What you need to do →
Exactly as given, repeat all of the entries.
══════════
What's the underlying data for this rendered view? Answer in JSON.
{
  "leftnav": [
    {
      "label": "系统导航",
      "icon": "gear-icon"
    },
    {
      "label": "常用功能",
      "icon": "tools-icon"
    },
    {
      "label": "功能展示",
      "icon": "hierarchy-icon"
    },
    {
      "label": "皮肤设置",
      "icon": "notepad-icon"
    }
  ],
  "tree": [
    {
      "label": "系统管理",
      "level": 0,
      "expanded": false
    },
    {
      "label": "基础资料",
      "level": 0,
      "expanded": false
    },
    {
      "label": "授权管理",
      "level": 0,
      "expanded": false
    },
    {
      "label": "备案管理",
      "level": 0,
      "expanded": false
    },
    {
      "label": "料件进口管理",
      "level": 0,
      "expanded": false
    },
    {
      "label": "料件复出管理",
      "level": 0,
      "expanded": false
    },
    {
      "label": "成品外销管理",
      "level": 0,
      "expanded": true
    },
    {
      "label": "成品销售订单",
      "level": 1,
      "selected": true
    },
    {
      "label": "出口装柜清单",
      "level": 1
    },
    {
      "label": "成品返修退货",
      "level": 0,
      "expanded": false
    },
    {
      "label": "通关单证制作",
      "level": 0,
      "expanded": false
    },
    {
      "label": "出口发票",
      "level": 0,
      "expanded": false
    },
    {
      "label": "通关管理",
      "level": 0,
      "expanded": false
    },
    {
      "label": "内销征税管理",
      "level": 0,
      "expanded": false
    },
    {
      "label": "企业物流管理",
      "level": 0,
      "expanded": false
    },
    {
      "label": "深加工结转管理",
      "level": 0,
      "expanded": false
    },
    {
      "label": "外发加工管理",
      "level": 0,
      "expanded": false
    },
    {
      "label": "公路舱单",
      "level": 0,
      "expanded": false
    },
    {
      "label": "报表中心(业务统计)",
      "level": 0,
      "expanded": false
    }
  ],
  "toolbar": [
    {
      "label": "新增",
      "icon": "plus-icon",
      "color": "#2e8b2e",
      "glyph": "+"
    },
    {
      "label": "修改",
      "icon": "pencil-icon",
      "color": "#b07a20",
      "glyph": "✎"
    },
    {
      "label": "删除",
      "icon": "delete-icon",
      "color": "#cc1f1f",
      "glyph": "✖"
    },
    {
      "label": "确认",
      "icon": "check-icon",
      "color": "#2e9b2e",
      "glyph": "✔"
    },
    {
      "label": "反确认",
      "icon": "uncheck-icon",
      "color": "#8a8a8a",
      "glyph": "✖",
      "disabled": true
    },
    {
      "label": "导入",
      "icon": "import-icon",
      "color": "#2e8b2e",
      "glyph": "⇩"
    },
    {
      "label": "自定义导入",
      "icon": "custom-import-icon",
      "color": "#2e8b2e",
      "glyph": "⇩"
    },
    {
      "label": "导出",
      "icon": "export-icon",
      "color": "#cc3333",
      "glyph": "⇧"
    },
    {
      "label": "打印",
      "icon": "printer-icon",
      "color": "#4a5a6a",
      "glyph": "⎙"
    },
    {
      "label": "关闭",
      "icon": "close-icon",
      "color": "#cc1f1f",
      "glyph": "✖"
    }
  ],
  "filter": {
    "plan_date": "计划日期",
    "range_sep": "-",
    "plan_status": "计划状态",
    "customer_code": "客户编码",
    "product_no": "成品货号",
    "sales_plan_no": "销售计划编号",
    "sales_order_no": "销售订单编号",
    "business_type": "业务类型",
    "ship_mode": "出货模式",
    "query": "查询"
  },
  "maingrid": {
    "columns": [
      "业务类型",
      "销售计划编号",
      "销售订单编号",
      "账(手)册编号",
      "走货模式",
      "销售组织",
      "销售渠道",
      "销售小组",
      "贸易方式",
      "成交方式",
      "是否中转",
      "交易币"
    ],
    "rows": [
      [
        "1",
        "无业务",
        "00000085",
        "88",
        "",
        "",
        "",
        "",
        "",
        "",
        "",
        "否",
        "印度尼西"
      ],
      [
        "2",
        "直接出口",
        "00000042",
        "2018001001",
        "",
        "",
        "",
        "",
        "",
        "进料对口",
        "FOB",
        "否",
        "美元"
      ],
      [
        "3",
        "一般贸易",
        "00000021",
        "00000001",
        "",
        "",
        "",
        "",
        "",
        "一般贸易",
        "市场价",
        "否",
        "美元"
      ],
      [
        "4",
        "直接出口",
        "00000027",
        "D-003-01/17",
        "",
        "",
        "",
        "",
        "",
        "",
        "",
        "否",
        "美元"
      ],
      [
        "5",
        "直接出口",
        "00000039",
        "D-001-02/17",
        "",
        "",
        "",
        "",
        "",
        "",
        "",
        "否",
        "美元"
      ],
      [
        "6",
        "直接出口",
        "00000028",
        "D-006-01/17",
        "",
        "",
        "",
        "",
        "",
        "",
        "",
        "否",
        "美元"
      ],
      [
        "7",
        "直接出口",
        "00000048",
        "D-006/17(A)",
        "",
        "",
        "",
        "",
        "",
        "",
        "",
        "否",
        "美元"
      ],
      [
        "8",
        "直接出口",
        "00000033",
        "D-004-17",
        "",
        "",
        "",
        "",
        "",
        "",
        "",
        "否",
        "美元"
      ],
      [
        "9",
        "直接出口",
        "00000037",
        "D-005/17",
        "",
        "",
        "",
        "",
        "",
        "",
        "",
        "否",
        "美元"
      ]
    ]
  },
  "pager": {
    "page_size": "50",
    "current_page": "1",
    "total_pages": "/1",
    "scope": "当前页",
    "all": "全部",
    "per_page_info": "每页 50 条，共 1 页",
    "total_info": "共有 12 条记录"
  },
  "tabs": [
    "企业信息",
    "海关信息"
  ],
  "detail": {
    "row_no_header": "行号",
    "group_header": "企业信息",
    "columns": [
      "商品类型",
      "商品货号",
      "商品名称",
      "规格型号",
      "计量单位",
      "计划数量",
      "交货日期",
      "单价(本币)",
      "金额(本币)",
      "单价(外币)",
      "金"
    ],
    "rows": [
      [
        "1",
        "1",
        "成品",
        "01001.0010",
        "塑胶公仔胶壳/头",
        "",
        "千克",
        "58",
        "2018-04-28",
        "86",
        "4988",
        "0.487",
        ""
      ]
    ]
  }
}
══════════
Response →
What's the underlying data for this rendered view? Answer in JSON.
{
  "leftnav": [
    {
      "label": "系统导航",
      "icon": "gear-icon"
    },
    {
      "label": "常用功能",
      "icon": "tools-icon"
    },
    {
      "label": "功能展示",
      "icon": "hierarchy-icon"
    },
    {
      "label": "皮肤设置",
      "icon": "notepad-icon"
    }
  ],
  "tree": [
    {
      "label": "系统管理",
      "level": 0,
      "expanded": false
    },
    {
      "label": "基础资料",
      "level": 0,
      "expanded": false
    },
    {
      "label": "授权管理",
      "level": 0,
      "expanded": false
    },
    {
      "label": "备案管理",
      "level": 0,
      "expanded": false
    },
    {
      "label": "料件进口管理",
      "level": 0,
      "expanded": false
    },
    {
      "label": "料件复出管理",
      "level": 0,
      "expanded": false
    },
    {
      "label": "成品外销管理",
      "level": 0,
      "expanded": true
    },
    {
      "label": "成品销售订单",
      "level": 1,
      "selected": true
    },
    {
      "label": "出口装柜清单",
      "level": 1
    },
    {
      "label": "成品返修退货",
      "level": 0,
      "expanded": false
    },
    {
      "label": "通关单证制作",
      "level": 0,
      "expanded": false
    },
    {
      "label": "出口发票",
      "level": 0,
      "expanded": false
    },
    {
      "label": "通关管理",
      "level": 0,
      "expanded": false
    },
    {
      "label": "内销征税管理",
      "level": 0,
      "expanded": false
    },
    {
      "label": "企业物流管理",
      "level": 0,
      "expanded": false
    },
    {
      "label": "深加工结转管理",
      "level": 0,
      "expanded": false
    },
    {
      "label": "外发加工管理",
      "level": 0,
      "expanded": false
    },
    {
      "label": "公路舱单",
      "level": 0,
      "expanded": false
    },
    {
      "label": "报表中心(业务统计)",
      "level": 0,
      "expanded": false
    }
  ],
  "toolbar": [
    {
      "label": "新增",
      "icon": "plus-icon",
      "color": "#2e8b2e",
      "glyph": "+"
    },
    {
      "label": "修改",
      "icon": "pencil-icon",
      "color": "#b07a20",
      "glyph": "✎"
    },
    {
      "label": "删除",
      "icon": "delete-icon",
      "color": "#cc1f1f",
      "glyph": "✖"
    },
    {
      "label": "确认",
      "icon": "check-icon",
      "color": "#2e9b2e",
      "glyph": "✔"
    },
    {
      "label": "反确认",
      "icon": "uncheck-icon",
      "color": "#8a8a8a",
      "glyph": "✖",
      "disabled": true
    },
    {
      "label": "导入",
      "icon": "import-icon",
      "color": "#2e8b2e",
      "glyph": "⇩"
    },
    {
      "label": "自定义导入",
      "icon": "custom-import-icon",
      "color": "#2e8b2e",
      "glyph": "⇩"
    },
    {
      "label": "导出",
      "icon": "export-icon",
      "color": "#cc3333",
      "glyph": "⇧"
    },
    {
      "label": "打印",
      "icon": "printer-icon",
      "color": "#4a5a6a",
      "glyph": "⎙"
    },
    {
      "label": "关闭",
      "icon": "close-icon",
      "color": "#cc1f1f",
      "glyph": "✖"
    }
  ],
  "filter": {
    "plan_date": "计划日期",
    "range_sep": "-",
    "plan_status": "计划状态",
    "customer_code": "客户编码",
    "product_no": "成品货号",
    "sales_plan_no": "销售计划编号",
    "sales_order_no": "销售订单编号",
    "business_type": "业务类型",
    "ship_mode": "出货模式",
    "query": "查询"
  },
  "maingrid": {
    "columns": [
      "业务类型",
      "销售计划编号",
      "销售订单编号",
      "账(手)册编号",
      "走货模式",
      "销售组织",
      "销售渠道",
      "销售小组",
      "贸易方式",
      "成交方式",
      "是否中转",
      "交易币"
    ],
    "rows": [
      [
        "1",
        "无业务",
        "00000085",
        "88",
        "",
        "",
        "",
        "",
        "",
        "",
        "",
        "否",
        "印度尼西"
      ],
      [
        "2",
        "直接出口",
        "00000042",
        "2018001001",
        "",
        "",
        "",
        "",
        "",
        "进料对口",
        "FOB",
        "否",
        "美元"
      ],
      [
        "3",
        "一般贸易",
        "00000021",
        "00000001",
        "",
        "",
        "",
        "",
        "",
        "一般贸易",
        "市场价",
        "否",
        "美元"
      ],
      [
        "4",
        "直接出口",
        "00000027",
        "D-003-01/17",
        "",
        "",
        "",
        "",
        "",
        "",
        "",
        "否",
        "美元"
      ],
      [
        "5",
        "直接出口",
        "00000039",
        "D-001-02/17",
        "",
        "",
        "",
        "",
        "",
        "",
        "",
        "否",
        "美元"
      ],
      [
        "6",
        "直接出口",
        "00000028",
        "D-006-01/17",
        "",
        "",
        "",
        "",
        "",
        "",
        "",
        "否",
        "美元"
      ],
      [
        "7",
        "直接出口",
        "00000048",
        "D-006/17(A)",
        "",
        "",
        "",
        "",
        "",
        "",
        "",
        "否",
        "美元"
      ],
      [
        "8",
        "直接出口",
        "00000033",
        "D-004-17",
        "",
        "",
        "",
        "",
        "",
        "",
        "",
        "否",
        "美元"
      ],
      [
        "9",
        "直接出口",
        "00000037",
        "D-005/17",
        "",
        "",
        "",
        "",
        "",
        "",
        "",
        "否",
        "美元"
      ]
    ]
  },
  "pager": {
    "page_size": "50",
    "current_page": "1",
    "total_pages": "/1",
    "scope": "当前页",
    "all": "全部",
    "per_page_info": "每页 50 条，共 1 页",
    "total_info": "共有 12 条记录"
  },
  "tabs": [
    "企业信息",
    "海关信息"
  ],
  "detail": {
    "row_no_header": "行号",
    "group_header": "企业信息",
    "columns": [
      "商品类型",
      "商品货号",
      "商品名称",
      "规格型号",
      "计量单位",
      "计划数量",
      "交货日期",
      "单价(本币)",
      "金额(本币)",
      "单价(外币)",
      "金"
    ],
    "rows": [
      [
        "1",
        "1",
        "成品",
        "01001.0010",
        "塑胶公仔胶壳/头",
        "",
        "千克",
        "58",
        "2018-04-28",
        "86",
        "4988",
        "0.487",
        ""
      ]
    ]
  }
}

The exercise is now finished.